● **Given entries**
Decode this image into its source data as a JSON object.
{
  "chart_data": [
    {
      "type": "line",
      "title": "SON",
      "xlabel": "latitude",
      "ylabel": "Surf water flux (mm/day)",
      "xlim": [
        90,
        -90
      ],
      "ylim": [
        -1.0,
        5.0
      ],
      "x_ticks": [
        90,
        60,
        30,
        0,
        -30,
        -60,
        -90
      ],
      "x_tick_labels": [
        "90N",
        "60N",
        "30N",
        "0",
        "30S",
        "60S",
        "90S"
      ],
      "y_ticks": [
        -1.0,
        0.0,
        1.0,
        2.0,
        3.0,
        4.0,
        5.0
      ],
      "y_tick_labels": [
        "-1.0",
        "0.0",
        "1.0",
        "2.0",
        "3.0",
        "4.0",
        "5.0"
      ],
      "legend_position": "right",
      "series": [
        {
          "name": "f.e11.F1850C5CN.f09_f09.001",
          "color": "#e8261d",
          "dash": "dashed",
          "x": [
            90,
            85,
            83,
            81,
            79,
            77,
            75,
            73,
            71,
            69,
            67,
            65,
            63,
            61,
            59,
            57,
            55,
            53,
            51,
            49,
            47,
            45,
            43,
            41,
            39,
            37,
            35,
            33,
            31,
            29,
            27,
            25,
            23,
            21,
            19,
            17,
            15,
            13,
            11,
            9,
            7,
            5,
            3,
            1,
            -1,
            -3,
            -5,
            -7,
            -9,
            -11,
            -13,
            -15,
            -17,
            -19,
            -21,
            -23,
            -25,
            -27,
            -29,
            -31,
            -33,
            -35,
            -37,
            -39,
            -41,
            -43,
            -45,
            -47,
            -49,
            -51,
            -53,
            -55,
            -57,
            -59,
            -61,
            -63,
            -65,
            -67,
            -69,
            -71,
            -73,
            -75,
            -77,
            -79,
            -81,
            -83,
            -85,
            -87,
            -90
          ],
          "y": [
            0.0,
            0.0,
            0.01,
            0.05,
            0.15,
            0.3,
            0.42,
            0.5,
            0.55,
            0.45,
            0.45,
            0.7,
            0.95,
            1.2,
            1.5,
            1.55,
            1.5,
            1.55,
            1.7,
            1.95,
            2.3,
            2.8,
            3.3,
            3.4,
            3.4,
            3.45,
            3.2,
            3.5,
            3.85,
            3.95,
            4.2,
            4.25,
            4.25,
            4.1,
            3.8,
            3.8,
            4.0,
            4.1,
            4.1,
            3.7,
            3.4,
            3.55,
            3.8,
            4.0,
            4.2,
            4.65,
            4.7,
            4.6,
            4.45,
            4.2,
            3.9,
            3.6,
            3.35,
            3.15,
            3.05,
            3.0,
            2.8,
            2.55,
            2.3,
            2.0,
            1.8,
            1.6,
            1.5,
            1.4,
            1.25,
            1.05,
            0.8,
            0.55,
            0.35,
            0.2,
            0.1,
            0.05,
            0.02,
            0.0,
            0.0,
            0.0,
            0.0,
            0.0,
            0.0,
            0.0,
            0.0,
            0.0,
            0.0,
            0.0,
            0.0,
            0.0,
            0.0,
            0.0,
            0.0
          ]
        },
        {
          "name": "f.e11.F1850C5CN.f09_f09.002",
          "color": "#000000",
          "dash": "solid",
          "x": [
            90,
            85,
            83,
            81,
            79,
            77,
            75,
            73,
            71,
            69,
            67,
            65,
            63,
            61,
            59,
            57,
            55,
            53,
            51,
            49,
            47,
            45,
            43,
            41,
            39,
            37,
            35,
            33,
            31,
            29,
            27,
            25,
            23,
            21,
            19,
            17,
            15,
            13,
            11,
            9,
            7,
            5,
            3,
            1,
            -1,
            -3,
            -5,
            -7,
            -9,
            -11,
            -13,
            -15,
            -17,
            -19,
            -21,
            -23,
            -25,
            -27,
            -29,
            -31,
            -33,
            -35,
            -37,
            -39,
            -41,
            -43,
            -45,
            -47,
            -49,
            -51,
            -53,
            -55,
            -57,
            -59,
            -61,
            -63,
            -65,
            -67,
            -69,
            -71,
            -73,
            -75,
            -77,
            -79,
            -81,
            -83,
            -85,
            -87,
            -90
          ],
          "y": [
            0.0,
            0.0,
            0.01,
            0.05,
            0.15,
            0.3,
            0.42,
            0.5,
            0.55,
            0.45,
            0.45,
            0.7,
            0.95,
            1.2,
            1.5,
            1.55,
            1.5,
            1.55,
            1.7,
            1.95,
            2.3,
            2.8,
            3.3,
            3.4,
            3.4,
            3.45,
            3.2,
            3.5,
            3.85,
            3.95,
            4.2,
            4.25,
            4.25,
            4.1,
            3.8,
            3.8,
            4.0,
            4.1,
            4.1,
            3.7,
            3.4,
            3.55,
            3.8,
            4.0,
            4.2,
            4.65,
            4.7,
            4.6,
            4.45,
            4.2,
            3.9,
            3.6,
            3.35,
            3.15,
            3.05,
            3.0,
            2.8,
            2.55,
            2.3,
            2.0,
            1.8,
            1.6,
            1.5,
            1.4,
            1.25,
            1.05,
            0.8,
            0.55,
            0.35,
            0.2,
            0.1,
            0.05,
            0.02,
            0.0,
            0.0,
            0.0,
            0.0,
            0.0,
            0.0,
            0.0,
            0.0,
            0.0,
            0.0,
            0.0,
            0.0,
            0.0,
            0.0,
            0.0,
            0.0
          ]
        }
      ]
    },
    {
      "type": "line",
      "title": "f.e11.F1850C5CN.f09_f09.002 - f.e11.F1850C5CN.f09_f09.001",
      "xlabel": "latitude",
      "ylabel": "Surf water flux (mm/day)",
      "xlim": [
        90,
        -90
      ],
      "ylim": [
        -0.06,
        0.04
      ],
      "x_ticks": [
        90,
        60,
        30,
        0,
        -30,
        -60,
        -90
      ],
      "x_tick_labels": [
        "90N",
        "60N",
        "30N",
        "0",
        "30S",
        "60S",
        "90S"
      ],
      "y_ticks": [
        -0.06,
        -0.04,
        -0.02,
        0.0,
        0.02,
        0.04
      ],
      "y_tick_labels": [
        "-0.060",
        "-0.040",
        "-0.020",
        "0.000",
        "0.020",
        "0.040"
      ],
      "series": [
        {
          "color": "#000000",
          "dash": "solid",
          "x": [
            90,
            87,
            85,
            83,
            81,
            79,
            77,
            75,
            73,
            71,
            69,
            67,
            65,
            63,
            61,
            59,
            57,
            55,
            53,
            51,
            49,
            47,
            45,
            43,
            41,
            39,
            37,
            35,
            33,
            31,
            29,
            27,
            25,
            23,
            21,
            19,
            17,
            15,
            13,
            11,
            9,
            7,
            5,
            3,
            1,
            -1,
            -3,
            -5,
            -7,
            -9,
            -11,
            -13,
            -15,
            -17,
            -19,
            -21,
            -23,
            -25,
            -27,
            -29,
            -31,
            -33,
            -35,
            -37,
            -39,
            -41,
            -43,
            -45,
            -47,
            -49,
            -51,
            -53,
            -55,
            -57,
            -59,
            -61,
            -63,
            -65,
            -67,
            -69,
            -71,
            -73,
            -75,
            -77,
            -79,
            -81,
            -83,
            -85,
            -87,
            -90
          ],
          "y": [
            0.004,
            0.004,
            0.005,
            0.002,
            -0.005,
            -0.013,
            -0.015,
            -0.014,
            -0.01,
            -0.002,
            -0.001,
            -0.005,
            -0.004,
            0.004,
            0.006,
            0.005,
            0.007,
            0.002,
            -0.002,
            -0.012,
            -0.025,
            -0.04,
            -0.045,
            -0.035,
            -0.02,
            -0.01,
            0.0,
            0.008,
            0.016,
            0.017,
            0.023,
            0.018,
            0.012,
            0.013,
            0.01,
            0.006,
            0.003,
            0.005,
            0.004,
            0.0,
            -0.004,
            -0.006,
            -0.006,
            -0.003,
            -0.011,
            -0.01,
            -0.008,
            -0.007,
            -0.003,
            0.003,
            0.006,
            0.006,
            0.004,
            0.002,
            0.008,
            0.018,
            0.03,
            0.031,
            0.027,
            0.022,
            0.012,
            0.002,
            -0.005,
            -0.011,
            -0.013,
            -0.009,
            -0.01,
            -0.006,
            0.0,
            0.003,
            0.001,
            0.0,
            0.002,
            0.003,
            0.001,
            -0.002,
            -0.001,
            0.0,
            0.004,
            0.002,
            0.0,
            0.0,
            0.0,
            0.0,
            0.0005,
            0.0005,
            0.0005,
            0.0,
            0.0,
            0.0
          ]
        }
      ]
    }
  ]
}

● **Description of the task**
Track down every line of the material containing the string "title", and copy it.

● **Result of the exercise**
      "title": "SON",
      "title": "f.e11.F1850C5CN.f09_f09.002 - f.e11.F1850C5CN.f09_f09.001",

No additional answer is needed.